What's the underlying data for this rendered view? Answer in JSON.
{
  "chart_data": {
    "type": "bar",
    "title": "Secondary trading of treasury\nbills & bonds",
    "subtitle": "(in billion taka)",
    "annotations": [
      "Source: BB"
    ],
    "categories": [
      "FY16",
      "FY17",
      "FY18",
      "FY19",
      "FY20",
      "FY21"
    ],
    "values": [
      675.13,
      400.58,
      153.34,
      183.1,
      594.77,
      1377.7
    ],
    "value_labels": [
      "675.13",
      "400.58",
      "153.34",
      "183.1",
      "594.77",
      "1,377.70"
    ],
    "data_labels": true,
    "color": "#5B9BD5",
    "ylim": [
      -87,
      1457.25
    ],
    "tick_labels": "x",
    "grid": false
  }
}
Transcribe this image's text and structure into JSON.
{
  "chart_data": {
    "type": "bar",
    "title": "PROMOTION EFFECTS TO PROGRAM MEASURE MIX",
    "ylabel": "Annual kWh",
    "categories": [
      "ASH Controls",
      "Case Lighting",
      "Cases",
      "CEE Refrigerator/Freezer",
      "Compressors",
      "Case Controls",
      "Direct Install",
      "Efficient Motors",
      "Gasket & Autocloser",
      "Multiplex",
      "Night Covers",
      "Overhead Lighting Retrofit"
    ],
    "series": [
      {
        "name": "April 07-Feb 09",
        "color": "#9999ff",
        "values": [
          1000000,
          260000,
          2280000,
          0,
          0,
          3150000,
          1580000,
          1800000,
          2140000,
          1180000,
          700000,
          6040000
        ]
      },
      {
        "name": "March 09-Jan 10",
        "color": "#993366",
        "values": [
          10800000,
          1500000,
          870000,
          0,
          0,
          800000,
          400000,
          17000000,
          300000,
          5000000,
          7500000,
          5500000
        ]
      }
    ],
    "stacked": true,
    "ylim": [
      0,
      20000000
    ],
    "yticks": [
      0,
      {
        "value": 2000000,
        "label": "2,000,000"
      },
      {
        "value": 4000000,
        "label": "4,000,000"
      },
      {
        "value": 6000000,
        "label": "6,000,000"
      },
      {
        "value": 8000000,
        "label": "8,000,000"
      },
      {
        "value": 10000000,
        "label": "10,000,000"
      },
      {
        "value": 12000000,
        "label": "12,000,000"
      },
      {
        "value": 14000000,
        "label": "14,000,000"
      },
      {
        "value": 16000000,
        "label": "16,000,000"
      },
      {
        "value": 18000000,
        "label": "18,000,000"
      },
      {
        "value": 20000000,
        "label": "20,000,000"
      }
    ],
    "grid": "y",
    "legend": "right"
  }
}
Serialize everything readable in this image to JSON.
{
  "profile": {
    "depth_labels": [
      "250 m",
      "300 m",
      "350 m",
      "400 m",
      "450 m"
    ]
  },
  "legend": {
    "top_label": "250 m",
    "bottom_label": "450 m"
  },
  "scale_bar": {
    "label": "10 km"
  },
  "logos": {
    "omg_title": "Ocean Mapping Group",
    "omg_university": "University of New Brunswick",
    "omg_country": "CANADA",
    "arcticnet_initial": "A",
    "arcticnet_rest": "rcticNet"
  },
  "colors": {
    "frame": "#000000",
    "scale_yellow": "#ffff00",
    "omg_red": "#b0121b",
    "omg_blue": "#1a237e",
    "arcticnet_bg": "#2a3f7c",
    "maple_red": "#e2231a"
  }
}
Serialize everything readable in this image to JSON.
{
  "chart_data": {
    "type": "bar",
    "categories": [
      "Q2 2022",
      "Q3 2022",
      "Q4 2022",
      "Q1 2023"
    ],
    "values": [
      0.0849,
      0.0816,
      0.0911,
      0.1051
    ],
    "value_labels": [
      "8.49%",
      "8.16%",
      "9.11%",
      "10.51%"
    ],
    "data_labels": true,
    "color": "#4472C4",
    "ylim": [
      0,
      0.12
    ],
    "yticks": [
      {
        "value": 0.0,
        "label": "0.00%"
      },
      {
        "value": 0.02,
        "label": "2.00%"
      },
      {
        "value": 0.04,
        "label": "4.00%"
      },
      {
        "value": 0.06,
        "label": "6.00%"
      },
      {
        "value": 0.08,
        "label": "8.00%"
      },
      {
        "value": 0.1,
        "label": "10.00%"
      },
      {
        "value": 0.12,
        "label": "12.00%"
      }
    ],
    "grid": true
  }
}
^^^^^^^^
Goal: Go through the records and print each one exactly.

Task response:
What's the underlying data for this rendered view? Answer in JSON.
{
  "chart_data": {
    "type": "bar",
    "title": "Secondary trading of treasury\nbills & bonds",
    "subtitle": "(in billion taka)",
    "annotations": [
      "Source: BB"
    ],
    "categories": [
      "FY16",
      "FY17",
      "FY18",
      "FY19",
      "FY20",
      "FY21"
    ],
    "values": [
      675.13,
      400.58,
      153.34,
      183.1,
      594.77,
      1377.7
    ],
    "value_labels": [
      "675.13",
      "400.58",
      "153.34",
      "183.1",
      "594.77",
      "1,377.70"
    ],
    "data_labels": true,
    "color": "#5B9BD5",
    "ylim": [
      -87,
      1457.25
    ],
    "tick_labels": "x",
    "grid": false
  }
}
Transcribe this image's text and structure into JSON.
{
  "chart_data": {
    "type": "bar",
    "title": "PROMOTION EFFECTS TO PROGRAM MEASURE MIX",
    "ylabel": "Annual kWh",
    "categories": [
      "ASH Controls",
      "Case Lighting",
      "Cases",
      "CEE Refrigerator/Freezer",
      "Compressors",
      "Case Controls",
      "Direct Install",
      "Efficient Motors",
      "Gasket & Autocloser",
      "Multiplex",
      "Night Covers",
      "Overhead Lighting Retrofit"
    ],
    "series": [
      {
        "name": "April 07-Feb 09",
        "color": "#9999ff",
        "values": [
          1000000,
          260000,
          2280000,
          0,
          0,
          3150000,
          1580000,
          1800000,
          2140000,
          1180000,
          700000,
          6040000
        ]
      },
      {
        "name": "March 09-Jan 10",
        "color": "#993366",
        "values": [
          10800000,
          1500000,
          870000,
          0,
          0,
          800000,
          400000,
          17000000,
          300000,
          5000000,
          7500000,
          5500000
        ]
      }
    ],
    "stacked": true,
    "ylim": [
      0,
      20000000
    ],
    "yticks": [
      0,
      {
        "value": 2000000,
        "label": "2,000,000"
      },
      {
        "value": 4000000,
        "label": "4,000,000"
      },
      {
        "value": 6000000,
        "label": "6,000,000"
      },
      {
        "value": 8000000,
        "label": "8,000,000"
      },
      {
        "value": 10000000,
        "label": "10,000,000"
      },
      {
        "value": 12000000,
        "label": "12,000,000"
      },
      {
        "value": 14000000,
        "label": "14,000,000"
      },
      {
        "value": 16000000,
        "label": "16,000,000"
      },
      {
        "value": 18000000,
        "label": "18,000,000"
      },
      {
        "value": 20000000,
        "label": "20,000,000"
      }
    ],
    "grid": "y",
    "legend": "right"
  }
}
Serialize everything readable in this image to JSON.
{
  "profile": {
    "depth_labels": [
      "250 m",
      "300 m",
      "350 m",
      "400 m",
      "450 m"
    ]
  },
  "legend": {
    "top_label": "250 m",
    "bottom_label": "450 m"
  },
  "scale_bar": {
    "label": "10 km"
  },
  "logos": {
    "omg_title": "Ocean Mapping Group",
    "omg_university": "University of New Brunswick",
    "omg_country": "CANADA",
    "arcticnet_initial": "A",
    "arcticnet_rest": "rcticNet"
  },
  "colors": {
    "frame": "#000000",
    "scale_yellow": "#ffff00",
    "omg_red": "#b0121b",
    "omg_blue": "#1a237e",
    "arcticnet_bg": "#2a3f7c",
    "maple_red": "#e2231a"
  }
}
Serialize everything readable in this image to JSON.
{
  "chart_data": {
    "type": "bar",
    "categories": [
      "Q2 2022",
      "Q3 2022",
      "Q4 2022",
      "Q1 2023"
    ],
    "values": [
      0.0849,
      0.0816,
      0.0911,
      0.1051
    ],
    "value_labels": [
      "8.49%",
      "8.16%",
      "9.11%",
      "10.51%"
    ],
    "data_labels": true,
    "color": "#4472C4",
    "ylim": [
      0,
      0.12
    ],
    "yticks": [
      {
        "value": 0.0,
        "label": "0.00%"
      },
      {
        "value": 0.02,
        "label": "2.00%"
      },
      {
        "value": 0.04,
        "label": "4.00%"
      },
      {
        "value": 0.06,
        "label": "6.00%"
      },
      {
        "value": 0.08,
        "label": "8.00%"
      },
      {
        "value": 0.1,
        "label": "10.00%"
      },
      {
        "value": 0.12,
        "label": "12.00%"
      }
    ],
    "grid": true
  }
}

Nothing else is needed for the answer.